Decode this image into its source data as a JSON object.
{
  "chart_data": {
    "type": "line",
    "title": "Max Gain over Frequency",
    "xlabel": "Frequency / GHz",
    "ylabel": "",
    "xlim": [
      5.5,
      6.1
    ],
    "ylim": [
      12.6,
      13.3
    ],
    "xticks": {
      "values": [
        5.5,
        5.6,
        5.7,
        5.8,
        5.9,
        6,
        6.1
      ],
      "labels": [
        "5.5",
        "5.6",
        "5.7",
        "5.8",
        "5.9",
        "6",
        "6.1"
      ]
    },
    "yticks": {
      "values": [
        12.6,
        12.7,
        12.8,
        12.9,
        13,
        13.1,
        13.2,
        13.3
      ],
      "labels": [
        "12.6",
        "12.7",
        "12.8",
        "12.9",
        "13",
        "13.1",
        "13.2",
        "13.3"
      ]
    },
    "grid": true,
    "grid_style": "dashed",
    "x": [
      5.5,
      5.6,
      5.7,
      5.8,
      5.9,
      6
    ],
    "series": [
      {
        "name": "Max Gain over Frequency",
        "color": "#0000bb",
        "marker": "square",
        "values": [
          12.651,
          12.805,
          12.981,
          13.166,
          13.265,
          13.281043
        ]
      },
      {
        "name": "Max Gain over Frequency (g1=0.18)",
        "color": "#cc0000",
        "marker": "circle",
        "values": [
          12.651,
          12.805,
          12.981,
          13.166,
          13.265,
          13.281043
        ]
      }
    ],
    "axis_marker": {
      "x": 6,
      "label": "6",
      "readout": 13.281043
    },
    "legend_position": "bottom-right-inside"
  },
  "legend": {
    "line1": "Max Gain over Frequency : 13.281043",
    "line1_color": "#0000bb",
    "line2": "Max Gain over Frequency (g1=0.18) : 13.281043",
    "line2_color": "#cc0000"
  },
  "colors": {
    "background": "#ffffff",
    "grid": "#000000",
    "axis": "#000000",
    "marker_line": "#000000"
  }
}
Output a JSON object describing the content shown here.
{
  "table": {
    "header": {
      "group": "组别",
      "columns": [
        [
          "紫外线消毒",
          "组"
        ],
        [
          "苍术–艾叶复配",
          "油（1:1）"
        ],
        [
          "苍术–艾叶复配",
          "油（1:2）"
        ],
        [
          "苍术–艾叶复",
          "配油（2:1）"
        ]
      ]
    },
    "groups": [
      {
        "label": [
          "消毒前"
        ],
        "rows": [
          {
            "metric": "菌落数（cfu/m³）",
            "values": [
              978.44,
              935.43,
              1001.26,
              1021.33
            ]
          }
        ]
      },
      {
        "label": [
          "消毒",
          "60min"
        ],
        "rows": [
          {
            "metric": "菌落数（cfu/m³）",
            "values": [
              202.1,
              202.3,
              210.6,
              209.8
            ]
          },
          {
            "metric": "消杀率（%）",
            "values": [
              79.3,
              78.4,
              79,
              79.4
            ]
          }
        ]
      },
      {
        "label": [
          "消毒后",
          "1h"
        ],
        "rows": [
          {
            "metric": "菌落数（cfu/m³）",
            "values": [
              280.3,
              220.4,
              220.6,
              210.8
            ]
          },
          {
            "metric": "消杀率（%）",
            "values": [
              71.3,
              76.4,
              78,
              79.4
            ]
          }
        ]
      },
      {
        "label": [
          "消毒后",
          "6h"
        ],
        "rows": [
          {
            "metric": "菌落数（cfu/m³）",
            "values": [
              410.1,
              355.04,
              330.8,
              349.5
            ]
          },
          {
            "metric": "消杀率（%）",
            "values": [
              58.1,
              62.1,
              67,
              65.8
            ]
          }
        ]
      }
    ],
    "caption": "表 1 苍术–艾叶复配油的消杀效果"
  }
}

- Exercise:
Reproduce each record exactly, leaving nothing out.

- Written solution:
Decode this image into its source data as a JSON object.
{
  "chart_data": {
    "type": "line",
    "title": "Max Gain over Frequency",
    "xlabel": "Frequency / GHz",
    "ylabel": "",
    "xlim": [
      5.5,
      6.1
    ],
    "ylim": [
      12.6,
      13.3
    ],
    "xticks": {
      "values": [
        5.5,
        5.6,
        5.7,
        5.8,
        5.9,
        6,
        6.1
      ],
      "labels": [
        "5.5",
        "5.6",
        "5.7",
        "5.8",
        "5.9",
        "6",
        "6.1"
      ]
    },
    "yticks": {
      "values": [
        12.6,
        12.7,
        12.8,
        12.9,
        13,
        13.1,
        13.2,
        13.3
      ],
      "labels": [
        "12.6",
        "12.7",
        "12.8",
        "12.9",
        "13",
        "13.1",
        "13.2",
        "13.3"
      ]
    },
    "grid": true,
    "grid_style": "dashed",
    "x": [
      5.5,
      5.6,
      5.7,
      5.8,
      5.9,
      6
    ],
    "series": [
      {
        "name": "Max Gain over Frequency",
        "color": "#0000bb",
        "marker": "square",
        "values": [
          12.651,
          12.805,
          12.981,
          13.166,
          13.265,
          13.281043
        ]
      },
      {
        "name": "Max Gain over Frequency (g1=0.18)",
        "color": "#cc0000",
        "marker": "circle",
        "values": [
          12.651,
          12.805,
          12.981,
          13.166,
          13.265,
          13.281043
        ]
      }
    ],
    "axis_marker": {
      "x": 6,
      "label": "6",
      "readout": 13.281043
    },
    "legend_position": "bottom-right-inside"
  },
  "legend": {
    "line1": "Max Gain over Frequency : 13.281043",
    "line1_color": "#0000bb",
    "line2": "Max Gain over Frequency (g1=0.18) : 13.281043",
    "line2_color": "#cc0000"
  },
  "colors": {
    "background": "#ffffff",
    "grid": "#000000",
    "axis": "#000000",
    "marker_line": "#000000"
  }
}
Output a JSON object describing the content shown here.
{
  "table": {
    "header": {
      "group": "组别",
      "columns": [
        [
          "紫外线消毒",
          "组"
        ],
        [
          "苍术–艾叶复配",
          "油（1:1）"
        ],
        [
          "苍术–艾叶复配",
          "油（1:2）"
        ],
        [
          "苍术–艾叶复",
          "配油（2:1）"
        ]
      ]
    },
    "groups": [
      {
        "label": [
          "消毒前"
        ],
        "rows": [
          {
            "metric": "菌落数（cfu/m³）",
            "values": [
              978.44,
              935.43,
              1001.26,
              1021.33
            ]
          }
        ]
      },
      {
        "label": [
          "消毒",
          "60min"
        ],
        "rows": [
          {
            "metric": "菌落数（cfu/m³）",
            "values": [
              202.1,
              202.3,
              210.6,
              209.8
            ]
          },
          {
            "metric": "消杀率（%）",
            "values": [
              79.3,
              78.4,
              79,
              79.4
            ]
          }
        ]
      },
      {
        "label": [
          "消毒后",
          "1h"
        ],
        "rows": [
          {
            "metric": "菌落数（cfu/m³）",
            "values": [
              280.3,
              220.4,
              220.6,
              210.8
            ]
          },
          {
            "metric": "消杀率（%）",
            "values": [
              71.3,
              76.4,
              78,
              79.4
            ]
          }
        ]
      },
      {
        "label": [
          "消毒后",
          "6h"
        ],
        "rows": [
          {
            "metric": "菌落数（cfu/m³）",
            "values": [
              410.1,
              355.04,
              330.8,
              349.5
            ]
          },
          {
            "metric": "消杀率（%）",
            "values": [
              58.1,
              62.1,
              67,
              65.8
            ]
          }
        ]
      }
    ],
    "caption": "表 1 苍术–艾叶复配油的消杀效果"
  }
}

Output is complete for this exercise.